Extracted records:
▽

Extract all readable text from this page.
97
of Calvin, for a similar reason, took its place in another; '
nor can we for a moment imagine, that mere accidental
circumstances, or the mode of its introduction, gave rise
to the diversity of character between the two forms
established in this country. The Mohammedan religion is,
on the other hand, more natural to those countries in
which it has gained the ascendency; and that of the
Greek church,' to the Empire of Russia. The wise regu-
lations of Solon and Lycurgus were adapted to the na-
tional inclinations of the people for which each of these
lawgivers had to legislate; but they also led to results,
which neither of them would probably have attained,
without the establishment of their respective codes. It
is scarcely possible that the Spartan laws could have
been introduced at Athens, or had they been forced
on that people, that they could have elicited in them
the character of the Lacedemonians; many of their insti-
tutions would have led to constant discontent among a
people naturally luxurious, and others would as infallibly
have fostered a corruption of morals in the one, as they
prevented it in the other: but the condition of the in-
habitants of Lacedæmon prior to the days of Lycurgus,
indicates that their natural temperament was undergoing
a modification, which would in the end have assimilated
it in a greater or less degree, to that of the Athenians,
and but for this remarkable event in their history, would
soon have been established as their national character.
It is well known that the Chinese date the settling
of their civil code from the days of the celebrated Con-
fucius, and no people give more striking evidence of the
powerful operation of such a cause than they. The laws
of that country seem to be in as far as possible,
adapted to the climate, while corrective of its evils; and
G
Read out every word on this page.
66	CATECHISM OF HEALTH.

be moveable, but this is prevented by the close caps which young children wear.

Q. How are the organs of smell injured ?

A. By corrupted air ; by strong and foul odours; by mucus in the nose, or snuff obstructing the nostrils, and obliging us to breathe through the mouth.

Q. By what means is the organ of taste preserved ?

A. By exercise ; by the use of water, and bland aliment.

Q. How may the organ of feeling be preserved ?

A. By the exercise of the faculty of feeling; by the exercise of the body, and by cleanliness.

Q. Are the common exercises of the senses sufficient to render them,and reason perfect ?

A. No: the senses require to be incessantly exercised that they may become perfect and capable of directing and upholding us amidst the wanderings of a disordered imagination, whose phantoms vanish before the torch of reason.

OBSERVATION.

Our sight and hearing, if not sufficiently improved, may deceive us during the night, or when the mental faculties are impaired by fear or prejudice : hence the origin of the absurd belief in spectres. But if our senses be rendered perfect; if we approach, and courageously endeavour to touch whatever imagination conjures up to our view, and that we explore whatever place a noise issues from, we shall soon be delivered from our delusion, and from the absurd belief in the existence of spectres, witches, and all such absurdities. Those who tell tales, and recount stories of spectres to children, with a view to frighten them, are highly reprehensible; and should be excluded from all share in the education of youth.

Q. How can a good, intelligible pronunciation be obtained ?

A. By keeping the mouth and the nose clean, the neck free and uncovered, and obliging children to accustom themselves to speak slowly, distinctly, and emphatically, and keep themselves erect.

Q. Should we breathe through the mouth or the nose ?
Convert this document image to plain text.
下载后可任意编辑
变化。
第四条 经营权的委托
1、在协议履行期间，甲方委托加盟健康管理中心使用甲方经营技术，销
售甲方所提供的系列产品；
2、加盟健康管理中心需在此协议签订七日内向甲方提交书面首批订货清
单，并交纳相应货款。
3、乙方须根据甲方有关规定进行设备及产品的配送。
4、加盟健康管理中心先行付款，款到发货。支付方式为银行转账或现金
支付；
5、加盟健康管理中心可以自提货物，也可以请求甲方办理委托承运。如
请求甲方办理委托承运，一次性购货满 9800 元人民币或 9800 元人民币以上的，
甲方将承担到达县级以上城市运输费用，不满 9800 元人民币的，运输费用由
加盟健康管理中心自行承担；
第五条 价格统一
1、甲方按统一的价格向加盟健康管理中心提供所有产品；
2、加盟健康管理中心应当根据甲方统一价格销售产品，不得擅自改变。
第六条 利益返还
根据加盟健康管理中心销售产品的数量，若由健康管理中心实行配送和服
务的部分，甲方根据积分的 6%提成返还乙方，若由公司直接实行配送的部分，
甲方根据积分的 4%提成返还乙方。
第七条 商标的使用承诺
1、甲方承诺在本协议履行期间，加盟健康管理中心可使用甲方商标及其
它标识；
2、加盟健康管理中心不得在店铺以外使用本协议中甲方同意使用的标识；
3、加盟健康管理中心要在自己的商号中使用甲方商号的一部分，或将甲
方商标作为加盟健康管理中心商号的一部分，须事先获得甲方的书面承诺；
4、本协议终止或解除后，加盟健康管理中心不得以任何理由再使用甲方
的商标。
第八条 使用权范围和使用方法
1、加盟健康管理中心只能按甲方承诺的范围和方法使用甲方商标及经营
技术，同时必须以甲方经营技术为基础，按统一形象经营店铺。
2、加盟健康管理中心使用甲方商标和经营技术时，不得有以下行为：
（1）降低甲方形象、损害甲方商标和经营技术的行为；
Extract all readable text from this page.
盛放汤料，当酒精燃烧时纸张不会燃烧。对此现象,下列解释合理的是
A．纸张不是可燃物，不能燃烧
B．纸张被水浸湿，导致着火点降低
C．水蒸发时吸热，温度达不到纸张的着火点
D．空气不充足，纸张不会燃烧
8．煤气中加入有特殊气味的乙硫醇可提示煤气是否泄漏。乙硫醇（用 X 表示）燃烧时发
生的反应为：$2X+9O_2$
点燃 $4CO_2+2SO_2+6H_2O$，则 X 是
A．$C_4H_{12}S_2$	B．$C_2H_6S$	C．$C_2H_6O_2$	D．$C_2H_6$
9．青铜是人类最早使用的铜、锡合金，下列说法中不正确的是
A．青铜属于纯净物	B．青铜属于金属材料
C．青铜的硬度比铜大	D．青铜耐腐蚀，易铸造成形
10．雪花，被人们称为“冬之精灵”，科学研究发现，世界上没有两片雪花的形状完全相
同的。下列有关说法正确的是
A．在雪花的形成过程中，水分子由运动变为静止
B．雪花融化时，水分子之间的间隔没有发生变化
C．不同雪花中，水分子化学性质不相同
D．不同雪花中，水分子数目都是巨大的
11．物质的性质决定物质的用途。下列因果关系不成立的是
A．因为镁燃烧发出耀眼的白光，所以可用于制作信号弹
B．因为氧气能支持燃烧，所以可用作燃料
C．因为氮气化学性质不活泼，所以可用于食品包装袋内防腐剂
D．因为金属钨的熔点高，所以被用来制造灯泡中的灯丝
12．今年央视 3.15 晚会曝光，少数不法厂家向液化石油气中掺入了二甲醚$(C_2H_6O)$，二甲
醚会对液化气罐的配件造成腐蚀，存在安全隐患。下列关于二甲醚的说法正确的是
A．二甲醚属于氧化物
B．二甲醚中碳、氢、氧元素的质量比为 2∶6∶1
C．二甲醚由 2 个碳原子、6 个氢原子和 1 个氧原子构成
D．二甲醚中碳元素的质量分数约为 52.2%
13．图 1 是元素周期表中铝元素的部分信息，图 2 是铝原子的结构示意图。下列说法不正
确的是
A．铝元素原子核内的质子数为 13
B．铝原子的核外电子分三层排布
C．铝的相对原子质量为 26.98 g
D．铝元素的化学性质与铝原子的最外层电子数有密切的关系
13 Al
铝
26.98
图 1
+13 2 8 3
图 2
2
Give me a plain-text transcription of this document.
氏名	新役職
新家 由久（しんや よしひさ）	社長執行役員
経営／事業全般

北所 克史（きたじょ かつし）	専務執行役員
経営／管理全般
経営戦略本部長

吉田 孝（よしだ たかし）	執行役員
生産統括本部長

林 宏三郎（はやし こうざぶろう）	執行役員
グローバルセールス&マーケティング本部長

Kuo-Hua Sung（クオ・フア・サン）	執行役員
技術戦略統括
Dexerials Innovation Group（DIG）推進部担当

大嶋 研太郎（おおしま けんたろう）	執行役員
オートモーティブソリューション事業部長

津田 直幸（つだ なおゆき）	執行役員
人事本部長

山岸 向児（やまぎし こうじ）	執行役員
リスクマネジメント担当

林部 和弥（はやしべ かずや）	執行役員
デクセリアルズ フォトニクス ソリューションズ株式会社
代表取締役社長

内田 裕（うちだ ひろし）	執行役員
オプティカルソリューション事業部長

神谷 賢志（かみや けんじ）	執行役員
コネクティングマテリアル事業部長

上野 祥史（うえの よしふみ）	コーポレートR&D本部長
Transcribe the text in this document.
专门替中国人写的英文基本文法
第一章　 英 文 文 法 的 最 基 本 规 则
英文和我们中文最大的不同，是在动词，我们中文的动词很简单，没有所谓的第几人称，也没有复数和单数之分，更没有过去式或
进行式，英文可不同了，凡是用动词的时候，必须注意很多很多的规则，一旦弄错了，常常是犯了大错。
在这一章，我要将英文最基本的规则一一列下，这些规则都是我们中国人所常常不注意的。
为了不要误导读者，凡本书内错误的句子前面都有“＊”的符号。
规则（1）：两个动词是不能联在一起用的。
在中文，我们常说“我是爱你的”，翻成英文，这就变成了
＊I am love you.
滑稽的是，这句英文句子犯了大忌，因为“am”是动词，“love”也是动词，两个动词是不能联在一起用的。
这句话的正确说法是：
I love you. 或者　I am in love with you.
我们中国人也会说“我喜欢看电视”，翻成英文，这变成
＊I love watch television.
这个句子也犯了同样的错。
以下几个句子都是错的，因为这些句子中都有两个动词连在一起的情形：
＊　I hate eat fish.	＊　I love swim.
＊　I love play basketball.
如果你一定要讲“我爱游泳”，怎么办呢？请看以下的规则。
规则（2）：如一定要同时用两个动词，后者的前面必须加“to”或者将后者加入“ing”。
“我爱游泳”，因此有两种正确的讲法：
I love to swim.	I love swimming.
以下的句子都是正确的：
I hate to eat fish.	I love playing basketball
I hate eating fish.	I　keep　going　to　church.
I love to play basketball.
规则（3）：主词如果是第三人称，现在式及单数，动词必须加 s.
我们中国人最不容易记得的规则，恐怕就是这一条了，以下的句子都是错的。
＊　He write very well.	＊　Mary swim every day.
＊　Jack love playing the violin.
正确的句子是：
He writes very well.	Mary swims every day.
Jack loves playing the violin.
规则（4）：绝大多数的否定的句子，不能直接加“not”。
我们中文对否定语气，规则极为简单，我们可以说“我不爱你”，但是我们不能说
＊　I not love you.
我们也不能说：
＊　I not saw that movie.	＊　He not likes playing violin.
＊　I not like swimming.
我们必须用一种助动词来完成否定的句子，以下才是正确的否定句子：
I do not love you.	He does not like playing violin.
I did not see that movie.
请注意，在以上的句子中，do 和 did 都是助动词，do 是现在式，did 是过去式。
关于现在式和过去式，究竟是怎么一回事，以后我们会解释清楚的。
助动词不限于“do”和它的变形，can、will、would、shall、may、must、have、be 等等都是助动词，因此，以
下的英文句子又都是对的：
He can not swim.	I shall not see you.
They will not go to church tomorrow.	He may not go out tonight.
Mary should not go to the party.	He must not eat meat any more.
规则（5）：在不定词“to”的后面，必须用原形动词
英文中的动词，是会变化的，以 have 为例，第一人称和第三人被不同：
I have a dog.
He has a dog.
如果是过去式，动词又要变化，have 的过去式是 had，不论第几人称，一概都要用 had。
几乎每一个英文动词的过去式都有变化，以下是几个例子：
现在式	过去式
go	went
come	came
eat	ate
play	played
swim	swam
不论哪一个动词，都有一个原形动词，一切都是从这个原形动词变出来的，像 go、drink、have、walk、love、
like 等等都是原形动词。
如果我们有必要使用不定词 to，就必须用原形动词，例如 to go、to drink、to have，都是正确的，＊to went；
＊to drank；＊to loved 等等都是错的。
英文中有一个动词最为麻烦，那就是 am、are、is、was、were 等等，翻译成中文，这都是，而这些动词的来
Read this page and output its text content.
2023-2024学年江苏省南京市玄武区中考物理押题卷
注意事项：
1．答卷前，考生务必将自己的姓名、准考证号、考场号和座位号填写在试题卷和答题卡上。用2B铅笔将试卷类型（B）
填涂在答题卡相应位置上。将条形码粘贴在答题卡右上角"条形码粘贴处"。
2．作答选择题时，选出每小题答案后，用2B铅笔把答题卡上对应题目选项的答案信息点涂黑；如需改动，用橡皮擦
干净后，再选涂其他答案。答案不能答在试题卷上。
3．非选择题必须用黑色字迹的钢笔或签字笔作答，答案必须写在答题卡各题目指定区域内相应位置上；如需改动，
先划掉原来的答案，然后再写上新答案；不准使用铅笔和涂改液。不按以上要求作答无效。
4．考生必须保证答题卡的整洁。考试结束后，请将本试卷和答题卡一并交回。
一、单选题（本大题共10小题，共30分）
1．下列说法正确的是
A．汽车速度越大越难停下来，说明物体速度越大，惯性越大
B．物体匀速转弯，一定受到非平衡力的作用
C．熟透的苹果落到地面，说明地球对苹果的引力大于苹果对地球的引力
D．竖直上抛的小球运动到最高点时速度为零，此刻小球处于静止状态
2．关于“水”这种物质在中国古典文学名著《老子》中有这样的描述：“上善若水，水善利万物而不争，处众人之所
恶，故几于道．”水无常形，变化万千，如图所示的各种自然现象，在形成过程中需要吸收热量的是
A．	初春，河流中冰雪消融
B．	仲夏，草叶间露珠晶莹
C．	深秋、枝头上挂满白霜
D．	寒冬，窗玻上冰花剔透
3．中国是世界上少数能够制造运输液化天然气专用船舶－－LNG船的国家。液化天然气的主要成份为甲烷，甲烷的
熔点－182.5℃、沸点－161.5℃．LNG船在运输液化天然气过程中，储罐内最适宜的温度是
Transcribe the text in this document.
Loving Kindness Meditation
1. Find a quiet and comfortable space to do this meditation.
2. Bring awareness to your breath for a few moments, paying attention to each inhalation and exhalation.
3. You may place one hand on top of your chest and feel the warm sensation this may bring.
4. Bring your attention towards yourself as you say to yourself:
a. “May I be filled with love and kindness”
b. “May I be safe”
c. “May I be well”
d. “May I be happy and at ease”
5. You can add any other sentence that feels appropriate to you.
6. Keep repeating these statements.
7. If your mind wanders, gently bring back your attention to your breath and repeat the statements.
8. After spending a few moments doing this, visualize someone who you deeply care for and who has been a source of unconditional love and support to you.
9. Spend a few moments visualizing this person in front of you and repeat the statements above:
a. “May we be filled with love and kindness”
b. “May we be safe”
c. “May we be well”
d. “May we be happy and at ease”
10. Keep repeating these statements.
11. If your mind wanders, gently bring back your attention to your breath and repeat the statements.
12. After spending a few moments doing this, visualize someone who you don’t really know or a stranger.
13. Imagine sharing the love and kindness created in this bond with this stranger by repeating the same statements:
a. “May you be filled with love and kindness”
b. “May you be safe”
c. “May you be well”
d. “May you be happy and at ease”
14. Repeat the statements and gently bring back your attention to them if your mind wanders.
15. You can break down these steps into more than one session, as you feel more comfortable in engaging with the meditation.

△

#### TASK TO CARRY OUT
In the material above, how many lines hold the word "each"? Say only the number.

#### RESPONSE
2